* [What is expected]
Write each record again exactly as it stands.

* [Input]
* * * * * * *
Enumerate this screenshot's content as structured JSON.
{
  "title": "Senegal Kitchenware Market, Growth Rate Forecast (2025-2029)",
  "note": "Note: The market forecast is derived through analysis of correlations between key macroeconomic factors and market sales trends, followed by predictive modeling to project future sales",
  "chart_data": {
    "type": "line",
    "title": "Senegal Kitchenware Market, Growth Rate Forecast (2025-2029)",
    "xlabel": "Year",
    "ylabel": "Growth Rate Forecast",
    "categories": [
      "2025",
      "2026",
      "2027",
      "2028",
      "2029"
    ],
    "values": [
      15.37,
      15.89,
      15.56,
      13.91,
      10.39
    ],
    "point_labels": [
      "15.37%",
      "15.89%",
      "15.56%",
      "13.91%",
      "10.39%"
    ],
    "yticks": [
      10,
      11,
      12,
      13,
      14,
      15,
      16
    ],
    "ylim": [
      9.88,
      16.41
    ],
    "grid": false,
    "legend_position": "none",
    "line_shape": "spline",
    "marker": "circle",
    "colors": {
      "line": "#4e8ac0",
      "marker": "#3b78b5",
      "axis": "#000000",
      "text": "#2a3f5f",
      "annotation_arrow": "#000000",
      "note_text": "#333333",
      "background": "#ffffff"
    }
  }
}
* * * * * * *
* [Solved problem]
Enumerate this screenshot's content as structured JSON.
{
  "title": "Senegal Kitchenware Market, Growth Rate Forecast (2025-2029)",
  "note": "Note: The market forecast is derived through analysis of correlations between key macroeconomic factors and market sales trends, followed by predictive modeling to project future sales",
  "chart_data": {
    "type": "line",
    "title": "Senegal Kitchenware Market, Growth Rate Forecast (2025-2029)",
    "xlabel": "Year",
    "ylabel": "Growth Rate Forecast",
    "categories": [
      "2025",
      "2026",
      "2027",
      "2028",
      "2029"
    ],
    "values": [
      15.37,
      15.89,
      15.56,
      13.91,
      10.39
    ],
    "point_labels": [
      "15.37%",
      "15.89%",
      "15.56%",
      "13.91%",
      "10.39%"
    ],
    "yticks": [
      10,
      11,
      12,
      13,
      14,
      15,
      16
    ],
    "ylim": [
      9.88,
      16.41
    ],
    "grid": false,
    "legend_position": "none",
    "line_shape": "spline",
    "marker": "circle",
    "colors": {
      "line": "#4e8ac0",
      "marker": "#3b78b5",
      "axis": "#000000",
      "text": "#2a3f5f",
      "annotation_arrow": "#000000",
      "note_text": "#333333",
      "background": "#ffffff"
    }
  }
}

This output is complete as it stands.